> **TASK GOAL**: Return each line of the listing below, unchanged, and omit the images.

(Data excerpts)
⁂

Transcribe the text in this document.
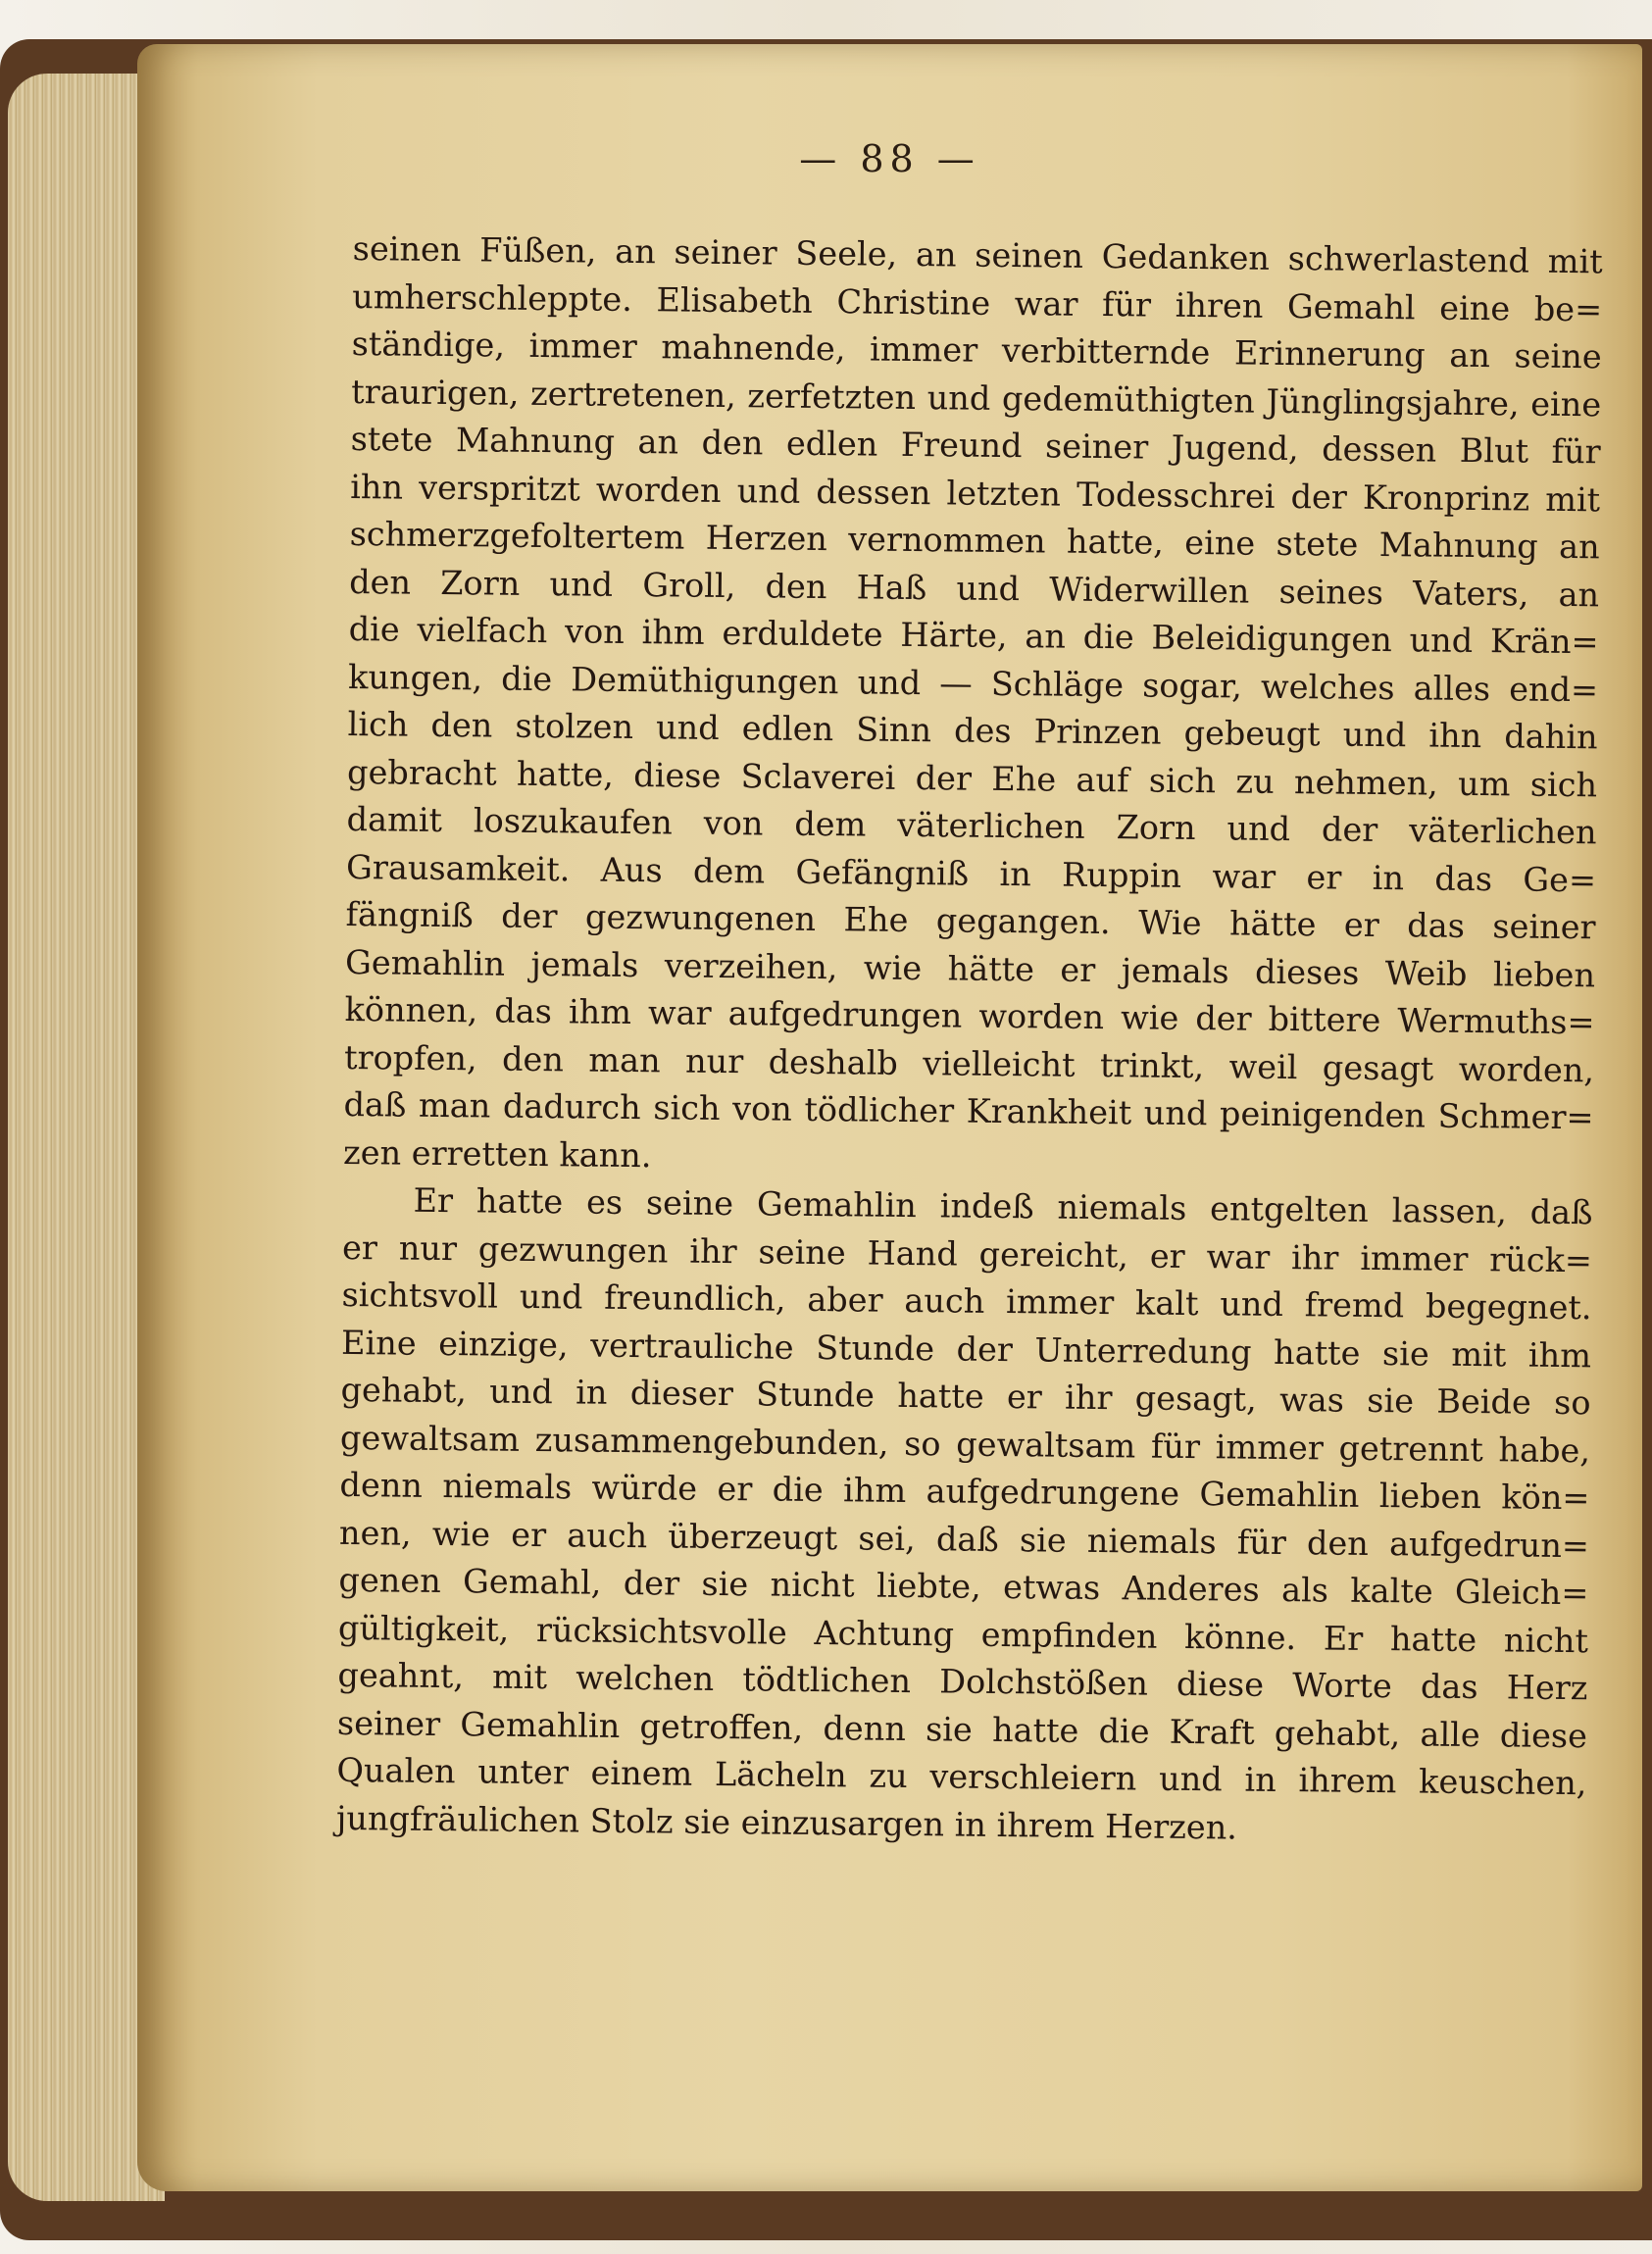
— 88 —
seinen Füßen, an seiner Seele, an seinen Gedanken schwerlastend mit
umherschleppte. Elisabeth Christine war für ihren Gemahl eine be=
ständige, immer mahnende, immer verbitternde Erinnerung an seine
traurigen, zertretenen, zerfetzten und gedemüthigten Jünglingsjahre, eine
stete Mahnung an den edlen Freund seiner Jugend, dessen Blut für
ihn verspritzt worden und dessen letzten Todesschrei der Kronprinz mit
schmerzgefoltertem Herzen vernommen hatte, eine stete Mahnung an
den Zorn und Groll, den Haß und Widerwillen seines Vaters, an
die vielfach von ihm erduldete Härte, an die Beleidigungen und Krän=
kungen, die Demüthigungen und — Schläge sogar, welches alles end=
lich den stolzen und edlen Sinn des Prinzen gebeugt und ihn dahin
gebracht hatte, diese Sclaverei der Ehe auf sich zu nehmen, um sich
damit loszukaufen von dem väterlichen Zorn und der väterlichen
Grausamkeit. Aus dem Gefängniß in Ruppin war er in das Ge=
fängniß der gezwungenen Ehe gegangen. Wie hätte er das seiner
Gemahlin jemals verzeihen, wie hätte er jemals dieses Weib lieben
können, das ihm war aufgedrungen worden wie der bittere Wermuths=
tropfen, den man nur deshalb vielleicht trinkt, weil gesagt worden,
daß man dadurch sich von tödlicher Krankheit und peinigenden Schmer=
zen erretten kann.
Er hatte es seine Gemahlin indeß niemals entgelten lassen, daß
er nur gezwungen ihr seine Hand gereicht, er war ihr immer rück=
sichtsvoll und freundlich, aber auch immer kalt und fremd begegnet.
Eine einzige, vertrauliche Stunde der Unterredung hatte sie mit ihm
gehabt, und in dieser Stunde hatte er ihr gesagt, was sie Beide so
gewaltsam zusammengebunden, so gewaltsam für immer getrennt habe,
denn niemals würde er die ihm aufgedrungene Gemahlin lieben kön=
nen, wie er auch überzeugt sei, daß sie niemals für den aufgedrun=
genen Gemahl, der sie nicht liebte, etwas Anderes als kalte Gleich=
gültigkeit, rücksichtsvolle Achtung empfinden könne. Er hatte nicht
geahnt, mit welchen tödtlichen Dolchstößen diese Worte das Herz
seiner Gemahlin getroffen, denn sie hatte die Kraft gehabt, alle diese
Qualen unter einem Lächeln zu verschleiern und in ihrem keuschen,
jungfräulichen Stolz sie einzusargen in ihrem Herzen.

⁂

> **TASK ANSWER**:
Transcribe the text in this document.
— 88 —
seinen Füßen, an seiner Seele, an seinen Gedanken schwerlastend mit
umherschleppte. Elisabeth Christine war für ihren Gemahl eine be=
ständige, immer mahnende, immer verbitternde Erinnerung an seine
traurigen, zertretenen, zerfetzten und gedemüthigten Jünglingsjahre, eine
stete Mahnung an den edlen Freund seiner Jugend, dessen Blut für
ihn verspritzt worden und dessen letzten Todesschrei der Kronprinz mit
schmerzgefoltertem Herzen vernommen hatte, eine stete Mahnung an
den Zorn und Groll, den Haß und Widerwillen seines Vaters, an
die vielfach von ihm erduldete Härte, an die Beleidigungen und Krän=
kungen, die Demüthigungen und — Schläge sogar, welches alles end=
lich den stolzen und edlen Sinn des Prinzen gebeugt und ihn dahin
gebracht hatte, diese Sclaverei der Ehe auf sich zu nehmen, um sich
damit loszukaufen von dem väterlichen Zorn und der väterlichen
Grausamkeit. Aus dem Gefängniß in Ruppin war er in das Ge=
fängniß der gezwungenen Ehe gegangen. Wie hätte er das seiner
Gemahlin jemals verzeihen, wie hätte er jemals dieses Weib lieben
können, das ihm war aufgedrungen worden wie der bittere Wermuths=
tropfen, den man nur deshalb vielleicht trinkt, weil gesagt worden,
daß man dadurch sich von tödlicher Krankheit und peinigenden Schmer=
zen erretten kann.
Er hatte es seine Gemahlin indeß niemals entgelten lassen, daß
er nur gezwungen ihr seine Hand gereicht, er war ihr immer rück=
sichtsvoll und freundlich, aber auch immer kalt und fremd begegnet.
Eine einzige, vertrauliche Stunde der Unterredung hatte sie mit ihm
gehabt, und in dieser Stunde hatte er ihr gesagt, was sie Beide so
gewaltsam zusammengebunden, so gewaltsam für immer getrennt habe,
denn niemals würde er die ihm aufgedrungene Gemahlin lieben kön=
nen, wie er auch überzeugt sei, daß sie niemals für den aufgedrun=
genen Gemahl, der sie nicht liebte, etwas Anderes als kalte Gleich=
gültigkeit, rücksichtsvolle Achtung empfinden könne. Er hatte nicht
geahnt, mit welchen tödtlichen Dolchstößen diese Worte das Herz
seiner Gemahlin getroffen, denn sie hatte die Kraft gehabt, alle diese
Qualen unter einem Lächeln zu verschleiern und in ihrem keuschen,
jungfräulichen Stolz sie einzusargen in ihrem Herzen.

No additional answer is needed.